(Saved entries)
# # # # #

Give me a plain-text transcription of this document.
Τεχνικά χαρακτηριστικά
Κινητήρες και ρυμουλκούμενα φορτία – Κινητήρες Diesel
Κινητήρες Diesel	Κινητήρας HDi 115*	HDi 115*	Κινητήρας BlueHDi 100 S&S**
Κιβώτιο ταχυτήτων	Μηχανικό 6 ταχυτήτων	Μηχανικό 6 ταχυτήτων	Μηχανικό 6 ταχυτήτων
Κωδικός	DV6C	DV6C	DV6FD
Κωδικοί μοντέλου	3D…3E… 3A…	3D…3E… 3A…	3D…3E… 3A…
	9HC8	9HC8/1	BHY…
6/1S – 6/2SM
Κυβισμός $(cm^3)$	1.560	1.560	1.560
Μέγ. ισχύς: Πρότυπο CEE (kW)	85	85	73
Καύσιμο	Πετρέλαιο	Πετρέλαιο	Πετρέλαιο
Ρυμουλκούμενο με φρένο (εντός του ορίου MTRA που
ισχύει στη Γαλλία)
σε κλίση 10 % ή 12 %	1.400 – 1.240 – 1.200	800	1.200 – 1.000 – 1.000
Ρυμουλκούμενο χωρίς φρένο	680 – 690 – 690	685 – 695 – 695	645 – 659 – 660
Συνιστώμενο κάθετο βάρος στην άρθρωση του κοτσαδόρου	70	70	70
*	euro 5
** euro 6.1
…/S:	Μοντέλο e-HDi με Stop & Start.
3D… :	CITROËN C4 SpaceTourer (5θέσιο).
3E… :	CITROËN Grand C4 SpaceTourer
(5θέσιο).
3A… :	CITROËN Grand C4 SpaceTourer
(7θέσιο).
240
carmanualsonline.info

# # # # #

* **WORK REQUIRED**: Copy every record exactly, with nothing added or dropped.

* **WORKED SOLUTION**:
Give me a plain-text transcription of this document.
Τεχνικά χαρακτηριστικά
Κινητήρες και ρυμουλκούμενα φορτία – Κινητήρες Diesel
Κινητήρες Diesel	Κινητήρας HDi 115*	HDi 115*	Κινητήρας BlueHDi 100 S&S**
Κιβώτιο ταχυτήτων	Μηχανικό 6 ταχυτήτων	Μηχανικό 6 ταχυτήτων	Μηχανικό 6 ταχυτήτων
Κωδικός	DV6C	DV6C	DV6FD
Κωδικοί μοντέλου	3D…3E… 3A…	3D…3E… 3A…	3D…3E… 3A…
	9HC8	9HC8/1	BHY…
6/1S – 6/2SM
Κυβισμός $(cm^3)$	1.560	1.560	1.560
Μέγ. ισχύς: Πρότυπο CEE (kW)	85	85	73
Καύσιμο	Πετρέλαιο	Πετρέλαιο	Πετρέλαιο
Ρυμουλκούμενο με φρένο (εντός του ορίου MTRA που
ισχύει στη Γαλλία)
σε κλίση 10 % ή 12 %	1.400 – 1.240 – 1.200	800	1.200 – 1.000 – 1.000
Ρυμουλκούμενο χωρίς φρένο	680 – 690 – 690	685 – 695 – 695	645 – 659 – 660
Συνιστώμενο κάθετο βάρος στην άρθρωση του κοτσαδόρου	70	70	70
*	euro 5
** euro 6.1
…/S:	Μοντέλο e-HDi με Stop & Start.
3D… :	CITROËN C4 SpaceTourer (5θέσιο).
3E… :	CITROËN Grand C4 SpaceTourer
(5θέσιο).
3A… :	CITROËN Grand C4 SpaceTourer
(7θέσιο).
240
carmanualsonline.info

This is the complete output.